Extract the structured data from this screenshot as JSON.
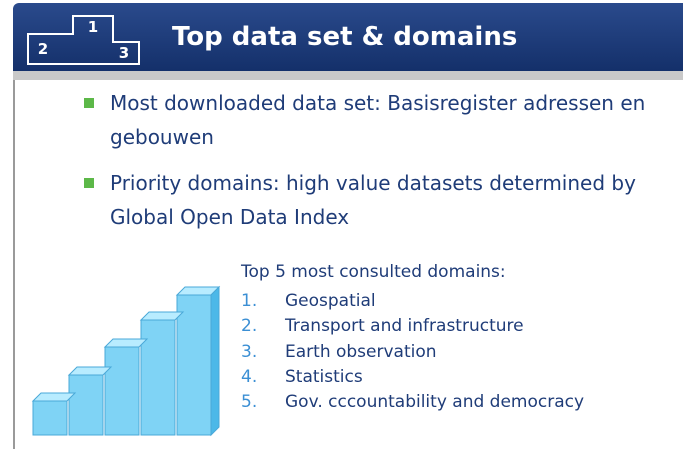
{
  "header": {
    "icon_numbers": [
      "1",
      "2",
      "3"
    ],
    "title": "Top data set & domains"
  },
  "bullets": [
    "Most downloaded data set: Basisregister adressen en gebouwen",
    "Priority domains: high value datasets determined by Global Open Data Index"
  ],
  "domains": {
    "heading": "Top 5 most consulted domains:",
    "items": [
      {
        "number": "1.",
        "label": "Geospatial"
      },
      {
        "number": "2.",
        "label": "Transport and infrastructure"
      },
      {
        "number": "3.",
        "label": "Earth observation"
      },
      {
        "number": "4.",
        "label": "Statistics"
      },
      {
        "number": "5.",
        "label": "Gov. cccountability and democracy"
      }
    ]
  }
}
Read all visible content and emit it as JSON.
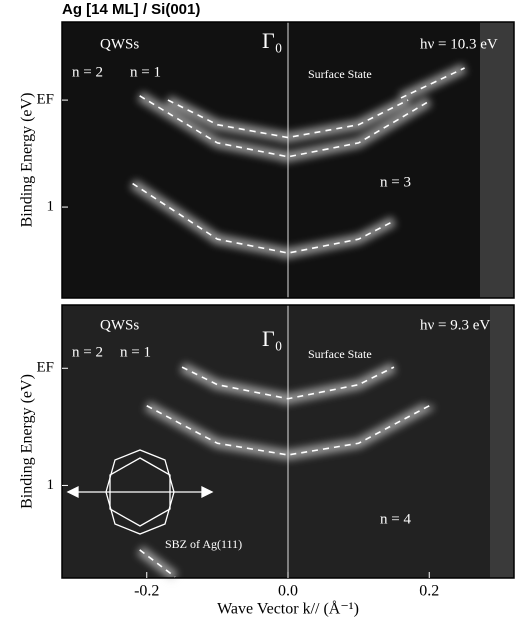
{
  "chart_data": [
    {
      "type": "image",
      "title": "Ag [14 ML] / Si(001)",
      "y_label": "Binding Energy (eV)",
      "xlim": [
        -0.32,
        0.32
      ],
      "ylim": [
        1.85,
        -0.73
      ],
      "yticks": [
        {
          "value": 0,
          "label": "EF"
        },
        1
      ],
      "annotations": [
        "QWSs",
        "n = 2",
        "n = 1",
        "Γ₀",
        "Surface State",
        "hν = 10.3 eV",
        "n = 3"
      ],
      "series": [
        {
          "color": "#ffffff",
          "x": [
            -0.17,
            -0.1,
            0,
            0.1,
            0.17
          ],
          "values": [
            0.0,
            0.23,
            0.35,
            0.23,
            0.0
          ]
        },
        {
          "color": "#ffffff",
          "x": [
            -0.21,
            -0.1,
            0,
            0.1,
            0.2
          ],
          "values": [
            -0.04,
            0.4,
            0.53,
            0.4,
            0.01
          ]
        },
        {
          "color": "#ffffff",
          "x": [
            -0.22,
            -0.1,
            0,
            0.1,
            0.15
          ],
          "values": [
            0.78,
            1.3,
            1.43,
            1.3,
            1.13
          ]
        },
        {
          "color": "#ffffff",
          "x": [
            0.16,
            0.25
          ],
          "values": [
            -0.02,
            -0.3
          ]
        }
      ]
    },
    {
      "type": "image",
      "y_label": "Binding Energy (eV)",
      "x_label": "Wave Vector k// (Å⁻¹)",
      "xlim": [
        -0.32,
        0.32
      ],
      "ylim": [
        1.79,
        -0.54
      ],
      "xticks": [
        -0.2,
        {
          "value": 0,
          "label": "0.0"
        },
        0.2
      ],
      "yticks": [
        {
          "value": 0,
          "label": "EF"
        },
        1
      ],
      "annotations": [
        "QWSs",
        "n = 2",
        "n = 1",
        "Γ₀",
        "Surface State",
        "hν = 9.3 eV",
        "n = 4",
        "SBZ of Ag(111)"
      ],
      "series": [
        {
          "color": "#ffffff",
          "x": [
            -0.15,
            -0.1,
            0,
            0.1,
            0.15
          ],
          "values": [
            -0.01,
            0.14,
            0.26,
            0.14,
            -0.01
          ]
        },
        {
          "color": "#ffffff",
          "x": [
            -0.2,
            -0.1,
            0,
            0.1,
            0.2
          ],
          "values": [
            0.32,
            0.64,
            0.74,
            0.64,
            0.32
          ]
        },
        {
          "color": "#ffffff",
          "x": [
            -0.21,
            -0.16
          ],
          "values": [
            1.55,
            1.78
          ]
        }
      ]
    }
  ]
}
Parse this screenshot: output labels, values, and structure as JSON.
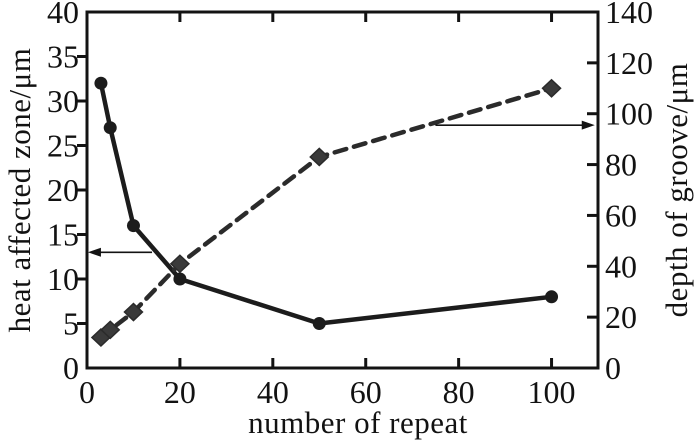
{
  "chart_data": {
    "type": "line",
    "title": "",
    "xlabel": "number of repeat",
    "ylabel_left": "heat affected zone/μm",
    "ylabel_right": "depth of groove/μm",
    "x_range": [
      0,
      110
    ],
    "x_ticks": [
      0,
      20,
      40,
      60,
      80,
      100
    ],
    "y_left_range": [
      0,
      40
    ],
    "y_left_ticks": [
      0,
      5,
      10,
      15,
      20,
      25,
      30,
      35,
      40
    ],
    "y_right_range": [
      0,
      140
    ],
    "y_right_ticks": [
      0,
      20,
      40,
      60,
      80,
      100,
      120,
      140
    ],
    "grid": false,
    "legend_position": "none",
    "series": [
      {
        "name": "heat affected zone",
        "axis": "left",
        "line_style": "solid",
        "marker": "circle",
        "color": "#1c1c1c",
        "x": [
          3,
          5,
          10,
          20,
          50,
          100
        ],
        "y": [
          32,
          27,
          16,
          10,
          5,
          8
        ]
      },
      {
        "name": "depth of groove",
        "axis": "right",
        "line_style": "dashed",
        "marker": "diamond",
        "color": "#2b2b2b",
        "x": [
          3,
          5,
          10,
          20,
          50,
          100
        ],
        "y": [
          12,
          15,
          22,
          41,
          83,
          110
        ]
      }
    ],
    "annotations": [
      {
        "type": "arrow",
        "direction": "left",
        "points_to": "left-axis",
        "axis": "left",
        "y": 13,
        "x_start": 14,
        "x_end": 0.2
      },
      {
        "type": "arrow",
        "direction": "right",
        "points_to": "right-axis",
        "axis": "right",
        "y": 95.5,
        "x_start": 75,
        "x_end": 109.3
      }
    ]
  },
  "style": {
    "background": "#ffffff",
    "axis_color": "#131313",
    "text_color": "#121212"
  }
}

▸ **Short problem**:
Count the lines in the records above that hold the word "zone", and give only that number.

▸ **Correct answer**:
2